#### [Work instructions]
Select lines where the word "lattice" appears.

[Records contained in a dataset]
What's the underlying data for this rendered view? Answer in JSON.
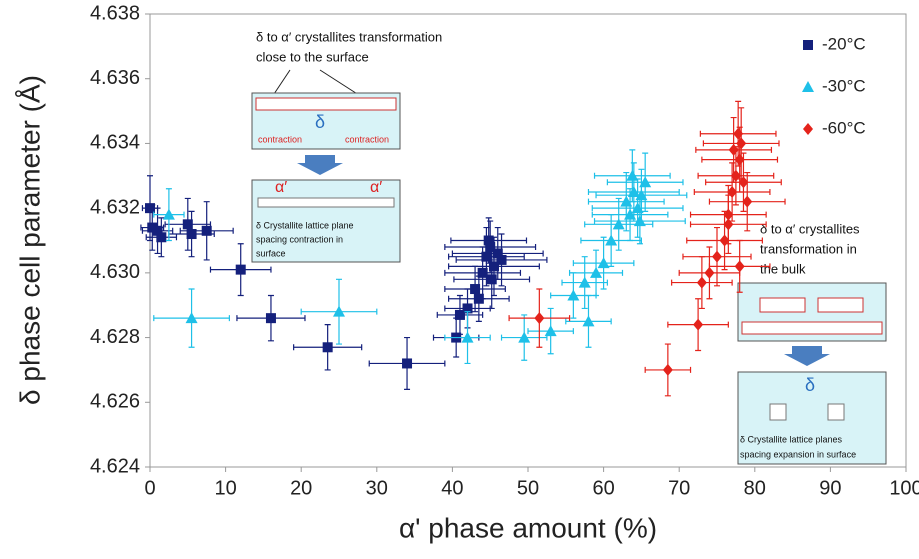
{
  "chart_data": {
    "type": "scatter",
    "xlabel": "α' phase amount (%)",
    "ylabel": "δ phase cell parameter (Å)",
    "xlim": [
      0,
      100
    ],
    "xticks": [
      0,
      10,
      20,
      30,
      40,
      50,
      60,
      70,
      80,
      90,
      100
    ],
    "ylim": [
      4.624,
      4.638
    ],
    "yticks": [
      4.624,
      4.626,
      4.628,
      {
        "value": 4.63,
        "label": "4.630"
      },
      4.632,
      4.634,
      4.636,
      4.638
    ],
    "legend": "top-right",
    "series": [
      {
        "name": "-20°C",
        "color": "#14207c",
        "marker": "square",
        "x": [
          0,
          0.3,
          1,
          1.5,
          5,
          5.5,
          7.5,
          12,
          16,
          23.5,
          34,
          40.5,
          41,
          42,
          43,
          43.5,
          44,
          44.5,
          45,
          45.5,
          46,
          44.8,
          45.2,
          46.5
        ],
        "y": [
          4.632,
          4.6314,
          4.6313,
          4.6311,
          4.6315,
          4.6312,
          4.6313,
          4.6301,
          4.6286,
          4.6277,
          4.6272,
          4.628,
          4.6287,
          4.6289,
          4.6295,
          4.6292,
          4.63,
          4.6305,
          4.6308,
          4.6302,
          4.6306,
          4.631,
          4.6298,
          4.6304
        ],
        "x_err": [
          1,
          1.5,
          2,
          2,
          3,
          3,
          3.5,
          4,
          4.5,
          4.5,
          5,
          3,
          3,
          3,
          4,
          4,
          5,
          5,
          6,
          6,
          6,
          5,
          5,
          6
        ],
        "y_err": [
          0.001,
          0.0007,
          0.0007,
          0.0006,
          0.0008,
          0.0007,
          0.0009,
          0.0008,
          0.0007,
          0.0007,
          0.0008,
          0.0006,
          0.0006,
          0.0006,
          0.0007,
          0.0007,
          0.0008,
          0.0009,
          0.0008,
          0.0009,
          0.0008,
          0.0007,
          0.0009,
          0.0008
        ]
      },
      {
        "name": "-30°C",
        "color": "#1ec0e8",
        "marker": "triangle",
        "x": [
          2.5,
          5.5,
          25,
          42,
          49.5,
          53,
          56,
          57.5,
          58,
          59,
          60,
          61,
          62,
          63,
          63.5,
          64,
          64.5,
          65,
          65.5,
          63.8,
          64.8
        ],
        "y": [
          4.6318,
          4.6286,
          4.6288,
          4.628,
          4.628,
          4.6282,
          4.6293,
          4.6297,
          4.6285,
          4.63,
          4.6303,
          4.631,
          4.6315,
          4.6322,
          4.6318,
          4.6325,
          4.632,
          4.6324,
          4.6328,
          4.633,
          4.6316
        ],
        "x_err": [
          2,
          5,
          5,
          3,
          3,
          3,
          3,
          3,
          3,
          3.5,
          4,
          4,
          4.5,
          5,
          5,
          6,
          6,
          6,
          5,
          5,
          6
        ],
        "y_err": [
          0.0008,
          0.0009,
          0.001,
          0.0008,
          0.0007,
          0.0007,
          0.0007,
          0.0008,
          0.0008,
          0.0007,
          0.0008,
          0.0008,
          0.0008,
          0.0009,
          0.0008,
          0.0009,
          0.0009,
          0.0008,
          0.0009,
          0.0008,
          0.0007
        ]
      },
      {
        "name": "-60°C",
        "color": "#e4231b",
        "marker": "diamond",
        "x": [
          51.5,
          68.5,
          72.5,
          73,
          74,
          75,
          76,
          76.5,
          77,
          77.5,
          78,
          78.2,
          77.8,
          78.5,
          79,
          78,
          76.5,
          77.2
        ],
        "y": [
          4.6286,
          4.627,
          4.6284,
          4.6297,
          4.63,
          4.6305,
          4.631,
          4.6318,
          4.6325,
          4.633,
          4.6335,
          4.634,
          4.6343,
          4.6328,
          4.6322,
          4.6302,
          4.6315,
          4.6338
        ],
        "x_err": [
          4,
          3,
          4,
          4,
          4,
          4.5,
          5,
          5,
          5,
          5,
          5,
          5,
          5,
          5,
          5,
          4,
          5,
          5
        ],
        "y_err": [
          0.0009,
          0.0008,
          0.0008,
          0.0008,
          0.0008,
          0.0009,
          0.0009,
          0.0009,
          0.0009,
          0.0009,
          0.001,
          0.0011,
          0.001,
          0.0009,
          0.0009,
          0.0008,
          0.0009,
          0.001
        ]
      }
    ],
    "annotations": [
      {
        "text": "δ to α′ crystallites transformation",
        "text2": "close to the surface",
        "label": "contraction",
        "symbol": "δ",
        "symbol2": "α′",
        "caption": "δ Crystallite lattice plane",
        "caption2": "spacing contraction in",
        "caption3": "surface"
      },
      {
        "text": "δ to α′ crystallites",
        "text2": "transformation in",
        "text3": "the bulk",
        "symbol": "δ",
        "caption": "δ Crystallite lattice planes",
        "caption2": "spacing expansion in surface"
      }
    ]
  }
}
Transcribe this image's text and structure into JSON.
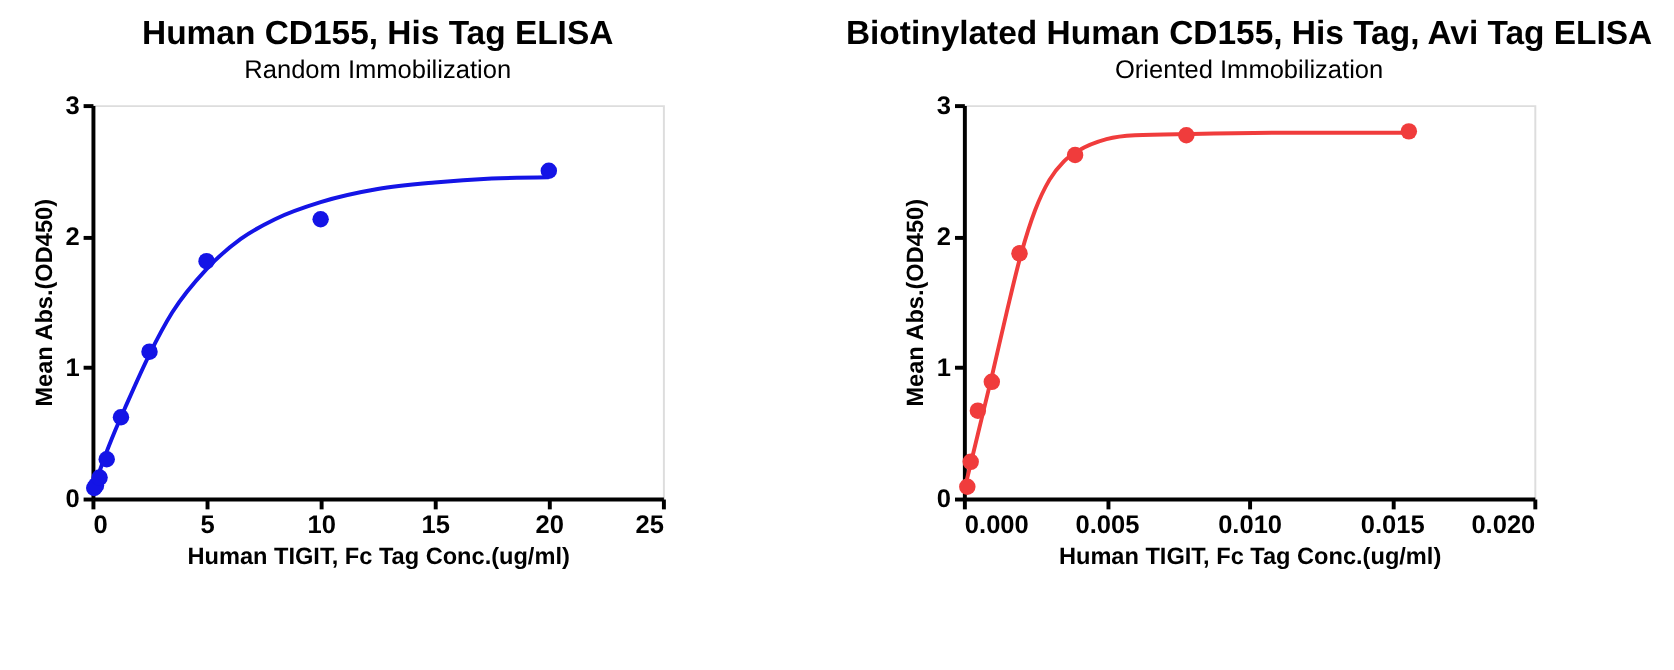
{
  "chart_data": [
    {
      "type": "scatter",
      "title": "Human CD155, His Tag ELISA",
      "subtitle": "Random Immobilization",
      "xlabel": "Human TIGIT, Fc Tag Conc.(ug/ml)",
      "ylabel": "Mean Abs.(OD450)",
      "xlim": [
        0,
        25
      ],
      "xticks": [
        0,
        5,
        10,
        15,
        20,
        25
      ],
      "ylim": [
        0,
        3
      ],
      "yticks": [
        0,
        1,
        2,
        3
      ],
      "grid": false,
      "series": [
        {
          "type": "line",
          "color": "#1414e6",
          "line_style": "solid",
          "x": [
            0,
            0.5,
            1,
            1.5,
            2.5,
            3.5,
            5,
            6.5,
            8,
            10,
            12.5,
            15,
            17.5,
            20
          ],
          "values": [
            0.05,
            0.3,
            0.52,
            0.72,
            1.1,
            1.42,
            1.75,
            1.98,
            2.13,
            2.26,
            2.36,
            2.41,
            2.44,
            2.45
          ]
        },
        {
          "color": "#1414e6",
          "marker": "circle",
          "x": [
            0.078,
            0.156,
            0.3125,
            0.625,
            1.25,
            2.5,
            5,
            10,
            20
          ],
          "values": [
            0.08,
            0.1,
            0.16,
            0.3,
            0.62,
            1.12,
            1.81,
            2.13,
            2.5
          ]
        }
      ]
    },
    {
      "type": "scatter",
      "title": "Biotinylated Human CD155, His Tag, Avi Tag ELISA",
      "subtitle": "Oriented Immobilization",
      "xlabel": "Human TIGIT, Fc Tag Conc.(ug/ml)",
      "ylabel": "Mean Abs.(OD450)",
      "xlim": [
        0,
        0.02
      ],
      "xticks": [
        {
          "value": 0,
          "label": "0.000"
        },
        {
          "value": 0.005,
          "label": "0.005"
        },
        {
          "value": 0.01,
          "label": "0.010"
        },
        {
          "value": 0.015,
          "label": "0.015"
        },
        {
          "value": 0.02,
          "label": "0.020"
        }
      ],
      "ylim": [
        0,
        3
      ],
      "yticks": [
        0,
        1,
        2,
        3
      ],
      "grid": false,
      "series": [
        {
          "type": "line",
          "color": "#f03c3c",
          "line_style": "solid",
          "x": [
            0,
            0.0005,
            0.001,
            0.0015,
            0.002,
            0.0025,
            0.003,
            0.0035,
            0.004,
            0.005,
            0.006,
            0.008,
            0.012,
            0.0156
          ],
          "values": [
            0.05,
            0.5,
            0.95,
            1.42,
            1.86,
            2.2,
            2.43,
            2.57,
            2.65,
            2.74,
            2.77,
            2.78,
            2.79,
            2.79
          ]
        },
        {
          "color": "#f03c3c",
          "marker": "circle",
          "x": [
            0.00012,
            0.00024,
            0.00049,
            0.00098,
            0.00195,
            0.0039,
            0.0078,
            0.0156
          ],
          "values": [
            0.09,
            0.28,
            0.67,
            0.89,
            1.87,
            2.62,
            2.77,
            2.8
          ]
        }
      ]
    }
  ]
}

#### [Solved exercise]
        "caption": "δ Crystallite lattice plane",
        "caption": "δ Crystallite lattice planes",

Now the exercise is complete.